» **Directive**:
Your job is to retype all of the data word for word, leaving every image out.

» **Input data**:
* START *

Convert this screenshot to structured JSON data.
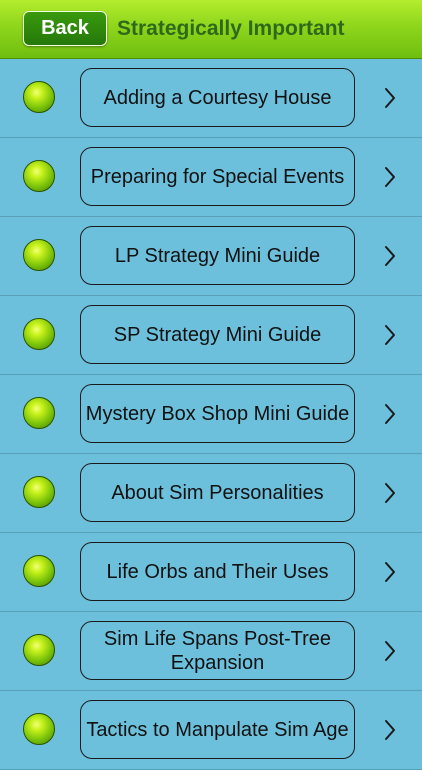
{
  "header": {
    "back_label": "Back",
    "title": "Strategically Important"
  },
  "items": [
    {
      "label": "Adding a Courtesy House"
    },
    {
      "label": "Preparing for Special Events"
    },
    {
      "label": "LP Strategy Mini Guide"
    },
    {
      "label": "SP Strategy Mini Guide"
    },
    {
      "label": "Mystery Box Shop Mini Guide"
    },
    {
      "label": "About Sim Personalities"
    },
    {
      "label": "Life Orbs and Their Uses"
    },
    {
      "label": "Sim Life Spans Post-Tree Expansion"
    },
    {
      "label": "Tactics to Manpulate Sim Age"
    }
  ],
  "colors": {
    "background": "#6cc0dc",
    "nav_green": "#8fd61c",
    "title_text": "#2e6a1c"
  },
  "icons": {
    "orb": "green-orb-icon",
    "chevron": "chevron-right-icon"
  }
}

* END *

» **Expected output**:
Convert this screenshot to structured JSON data.
{
  "header": {
    "back_label": "Back",
    "title": "Strategically Important"
  },
  "items": [
    {
      "label": "Adding a Courtesy House"
    },
    {
      "label": "Preparing for Special Events"
    },
    {
      "label": "LP Strategy Mini Guide"
    },
    {
      "label": "SP Strategy Mini Guide"
    },
    {
      "label": "Mystery Box Shop Mini Guide"
    },
    {
      "label": "About Sim Personalities"
    },
    {
      "label": "Life Orbs and Their Uses"
    },
    {
      "label": "Sim Life Spans Post-Tree Expansion"
    },
    {
      "label": "Tactics to Manpulate Sim Age"
    }
  ],
  "colors": {
    "background": "#6cc0dc",
    "nav_green": "#8fd61c",
    "title_text": "#2e6a1c"
  },
  "icons": {
    "orb": "green-orb-icon",
    "chevron": "chevron-right-icon"
  }
}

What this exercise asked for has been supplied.